_EXERCISE PROMPT_. Find the lines that hold "Temperature". Report only how many there are.

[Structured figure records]
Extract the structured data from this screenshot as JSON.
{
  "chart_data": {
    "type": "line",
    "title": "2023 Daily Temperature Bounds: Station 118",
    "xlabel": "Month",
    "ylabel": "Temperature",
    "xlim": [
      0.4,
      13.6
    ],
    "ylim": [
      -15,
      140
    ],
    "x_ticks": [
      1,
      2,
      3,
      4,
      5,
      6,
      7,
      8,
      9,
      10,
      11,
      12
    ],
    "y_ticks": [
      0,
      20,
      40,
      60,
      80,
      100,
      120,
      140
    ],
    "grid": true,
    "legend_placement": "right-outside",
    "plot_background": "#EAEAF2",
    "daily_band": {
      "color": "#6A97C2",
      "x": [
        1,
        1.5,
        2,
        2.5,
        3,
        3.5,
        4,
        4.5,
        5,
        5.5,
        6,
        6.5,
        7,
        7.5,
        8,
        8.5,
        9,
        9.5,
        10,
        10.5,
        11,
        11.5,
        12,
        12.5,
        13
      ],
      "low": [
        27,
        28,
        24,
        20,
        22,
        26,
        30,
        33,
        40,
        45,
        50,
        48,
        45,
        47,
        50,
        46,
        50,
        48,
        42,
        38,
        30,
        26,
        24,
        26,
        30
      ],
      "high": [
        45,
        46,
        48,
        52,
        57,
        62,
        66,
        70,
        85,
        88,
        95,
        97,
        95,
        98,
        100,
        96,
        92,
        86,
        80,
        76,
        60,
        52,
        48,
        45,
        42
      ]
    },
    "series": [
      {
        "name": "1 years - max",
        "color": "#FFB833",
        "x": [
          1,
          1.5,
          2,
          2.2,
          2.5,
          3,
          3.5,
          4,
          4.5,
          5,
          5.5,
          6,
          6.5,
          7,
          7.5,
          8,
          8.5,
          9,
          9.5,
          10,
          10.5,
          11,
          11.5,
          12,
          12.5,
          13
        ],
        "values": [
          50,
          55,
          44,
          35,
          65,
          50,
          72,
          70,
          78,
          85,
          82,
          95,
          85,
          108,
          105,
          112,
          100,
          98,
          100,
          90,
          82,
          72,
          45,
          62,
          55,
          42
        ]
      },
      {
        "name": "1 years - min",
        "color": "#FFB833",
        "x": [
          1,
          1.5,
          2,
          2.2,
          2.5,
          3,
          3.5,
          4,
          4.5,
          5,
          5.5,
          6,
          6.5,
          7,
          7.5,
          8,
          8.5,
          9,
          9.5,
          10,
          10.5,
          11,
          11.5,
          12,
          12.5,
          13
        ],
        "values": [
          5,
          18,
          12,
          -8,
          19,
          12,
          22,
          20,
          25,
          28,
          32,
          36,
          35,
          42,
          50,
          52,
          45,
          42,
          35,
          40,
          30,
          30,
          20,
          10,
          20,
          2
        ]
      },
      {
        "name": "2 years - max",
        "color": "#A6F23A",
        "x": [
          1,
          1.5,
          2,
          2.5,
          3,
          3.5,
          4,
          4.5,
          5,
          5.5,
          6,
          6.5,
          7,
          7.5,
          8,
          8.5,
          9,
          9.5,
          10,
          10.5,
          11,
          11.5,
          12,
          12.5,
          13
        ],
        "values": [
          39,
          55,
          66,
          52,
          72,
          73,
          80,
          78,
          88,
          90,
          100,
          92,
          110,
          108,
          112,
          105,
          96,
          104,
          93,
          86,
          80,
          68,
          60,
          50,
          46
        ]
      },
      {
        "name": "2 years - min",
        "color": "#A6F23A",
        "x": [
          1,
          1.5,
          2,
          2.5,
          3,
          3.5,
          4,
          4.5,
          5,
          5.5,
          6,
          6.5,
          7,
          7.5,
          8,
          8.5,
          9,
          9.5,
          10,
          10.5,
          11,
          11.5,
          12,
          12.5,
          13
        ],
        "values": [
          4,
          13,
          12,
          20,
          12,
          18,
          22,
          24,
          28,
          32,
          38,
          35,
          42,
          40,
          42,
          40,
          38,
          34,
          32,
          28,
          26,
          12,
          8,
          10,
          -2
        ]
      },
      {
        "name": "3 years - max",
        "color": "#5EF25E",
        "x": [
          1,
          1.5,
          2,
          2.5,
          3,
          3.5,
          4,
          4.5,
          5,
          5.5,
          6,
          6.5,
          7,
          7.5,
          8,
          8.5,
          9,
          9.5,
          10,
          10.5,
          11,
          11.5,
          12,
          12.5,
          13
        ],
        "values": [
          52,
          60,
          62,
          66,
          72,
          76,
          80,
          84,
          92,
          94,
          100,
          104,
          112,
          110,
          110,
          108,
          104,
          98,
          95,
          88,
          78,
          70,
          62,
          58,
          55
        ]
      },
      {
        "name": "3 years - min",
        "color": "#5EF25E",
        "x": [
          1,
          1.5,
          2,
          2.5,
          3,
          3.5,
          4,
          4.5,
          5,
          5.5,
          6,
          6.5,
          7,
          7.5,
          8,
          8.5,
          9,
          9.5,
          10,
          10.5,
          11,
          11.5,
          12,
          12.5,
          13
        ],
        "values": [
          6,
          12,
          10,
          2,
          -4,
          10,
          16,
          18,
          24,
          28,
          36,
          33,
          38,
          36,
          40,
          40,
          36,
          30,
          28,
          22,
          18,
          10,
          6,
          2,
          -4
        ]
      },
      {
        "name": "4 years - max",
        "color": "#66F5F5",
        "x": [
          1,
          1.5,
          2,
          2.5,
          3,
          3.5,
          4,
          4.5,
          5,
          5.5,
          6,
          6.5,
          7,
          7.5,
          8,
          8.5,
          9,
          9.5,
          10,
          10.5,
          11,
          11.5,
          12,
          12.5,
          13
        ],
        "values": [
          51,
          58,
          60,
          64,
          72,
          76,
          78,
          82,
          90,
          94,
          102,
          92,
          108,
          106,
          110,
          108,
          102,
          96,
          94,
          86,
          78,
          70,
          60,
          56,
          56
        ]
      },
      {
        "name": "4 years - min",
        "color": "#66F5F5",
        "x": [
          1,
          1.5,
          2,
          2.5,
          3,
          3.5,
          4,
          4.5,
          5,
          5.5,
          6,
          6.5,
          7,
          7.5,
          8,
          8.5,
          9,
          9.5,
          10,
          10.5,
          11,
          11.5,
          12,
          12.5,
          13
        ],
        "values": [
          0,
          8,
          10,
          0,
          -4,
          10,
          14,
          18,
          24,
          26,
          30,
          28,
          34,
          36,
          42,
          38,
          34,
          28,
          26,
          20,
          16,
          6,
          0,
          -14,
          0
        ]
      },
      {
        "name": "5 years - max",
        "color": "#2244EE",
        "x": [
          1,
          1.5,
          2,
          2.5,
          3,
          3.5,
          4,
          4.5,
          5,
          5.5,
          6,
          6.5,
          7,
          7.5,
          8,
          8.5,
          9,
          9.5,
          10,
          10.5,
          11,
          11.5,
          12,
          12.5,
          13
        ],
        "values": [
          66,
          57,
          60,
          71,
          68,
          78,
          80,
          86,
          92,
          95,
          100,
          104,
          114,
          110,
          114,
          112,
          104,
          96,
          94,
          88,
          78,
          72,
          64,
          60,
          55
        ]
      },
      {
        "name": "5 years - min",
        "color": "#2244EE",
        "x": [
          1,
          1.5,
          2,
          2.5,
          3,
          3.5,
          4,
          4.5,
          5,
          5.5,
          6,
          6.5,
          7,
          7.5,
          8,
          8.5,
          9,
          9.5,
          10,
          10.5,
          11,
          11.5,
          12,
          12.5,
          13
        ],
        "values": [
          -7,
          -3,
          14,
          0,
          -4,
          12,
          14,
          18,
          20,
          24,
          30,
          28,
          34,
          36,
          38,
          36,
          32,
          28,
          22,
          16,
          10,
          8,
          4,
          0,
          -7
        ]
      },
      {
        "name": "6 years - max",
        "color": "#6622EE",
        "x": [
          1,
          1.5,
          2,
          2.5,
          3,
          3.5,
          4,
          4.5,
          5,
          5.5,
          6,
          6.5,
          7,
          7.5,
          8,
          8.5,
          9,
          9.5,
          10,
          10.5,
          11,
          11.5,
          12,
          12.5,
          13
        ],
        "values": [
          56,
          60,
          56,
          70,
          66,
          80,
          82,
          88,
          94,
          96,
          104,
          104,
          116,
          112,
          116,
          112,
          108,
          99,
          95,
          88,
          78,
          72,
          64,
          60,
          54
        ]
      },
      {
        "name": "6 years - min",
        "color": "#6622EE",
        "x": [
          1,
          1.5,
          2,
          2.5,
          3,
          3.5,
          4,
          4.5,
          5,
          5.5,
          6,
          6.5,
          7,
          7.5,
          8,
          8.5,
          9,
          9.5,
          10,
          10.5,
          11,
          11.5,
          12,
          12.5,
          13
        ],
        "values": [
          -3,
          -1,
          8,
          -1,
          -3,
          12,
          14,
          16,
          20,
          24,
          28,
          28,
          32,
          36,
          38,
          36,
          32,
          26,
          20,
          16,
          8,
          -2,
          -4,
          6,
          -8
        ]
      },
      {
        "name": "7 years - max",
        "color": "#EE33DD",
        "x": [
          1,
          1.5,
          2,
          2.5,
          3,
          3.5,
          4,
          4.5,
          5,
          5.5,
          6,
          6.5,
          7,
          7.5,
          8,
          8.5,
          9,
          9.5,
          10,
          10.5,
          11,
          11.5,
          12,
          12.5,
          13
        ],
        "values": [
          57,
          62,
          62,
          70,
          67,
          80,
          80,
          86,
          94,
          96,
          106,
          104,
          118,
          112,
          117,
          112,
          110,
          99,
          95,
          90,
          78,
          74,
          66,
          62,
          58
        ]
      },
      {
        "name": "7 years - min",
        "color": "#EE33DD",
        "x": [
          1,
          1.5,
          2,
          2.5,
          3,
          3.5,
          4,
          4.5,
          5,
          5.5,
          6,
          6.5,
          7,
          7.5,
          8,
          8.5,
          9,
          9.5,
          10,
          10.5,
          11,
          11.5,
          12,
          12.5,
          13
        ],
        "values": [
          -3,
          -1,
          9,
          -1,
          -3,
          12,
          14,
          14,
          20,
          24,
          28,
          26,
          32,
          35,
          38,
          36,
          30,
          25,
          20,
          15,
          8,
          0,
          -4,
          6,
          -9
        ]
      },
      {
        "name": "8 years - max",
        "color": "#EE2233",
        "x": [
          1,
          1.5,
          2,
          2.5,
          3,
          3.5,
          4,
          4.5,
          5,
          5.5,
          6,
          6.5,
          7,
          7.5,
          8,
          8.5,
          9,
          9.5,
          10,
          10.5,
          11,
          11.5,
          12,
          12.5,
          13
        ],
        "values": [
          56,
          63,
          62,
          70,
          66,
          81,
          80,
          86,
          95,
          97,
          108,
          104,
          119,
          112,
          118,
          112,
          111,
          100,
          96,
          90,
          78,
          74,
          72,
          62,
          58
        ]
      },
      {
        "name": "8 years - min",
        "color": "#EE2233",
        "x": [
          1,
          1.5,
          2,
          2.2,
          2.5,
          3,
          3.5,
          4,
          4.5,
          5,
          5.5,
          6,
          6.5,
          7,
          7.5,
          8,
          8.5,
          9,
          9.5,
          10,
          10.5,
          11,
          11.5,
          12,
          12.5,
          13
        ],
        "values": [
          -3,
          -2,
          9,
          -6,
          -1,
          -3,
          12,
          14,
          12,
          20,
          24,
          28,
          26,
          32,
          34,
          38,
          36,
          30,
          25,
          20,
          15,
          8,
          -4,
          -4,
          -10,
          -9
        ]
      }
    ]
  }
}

_EXERCISE SOLUTION_. 2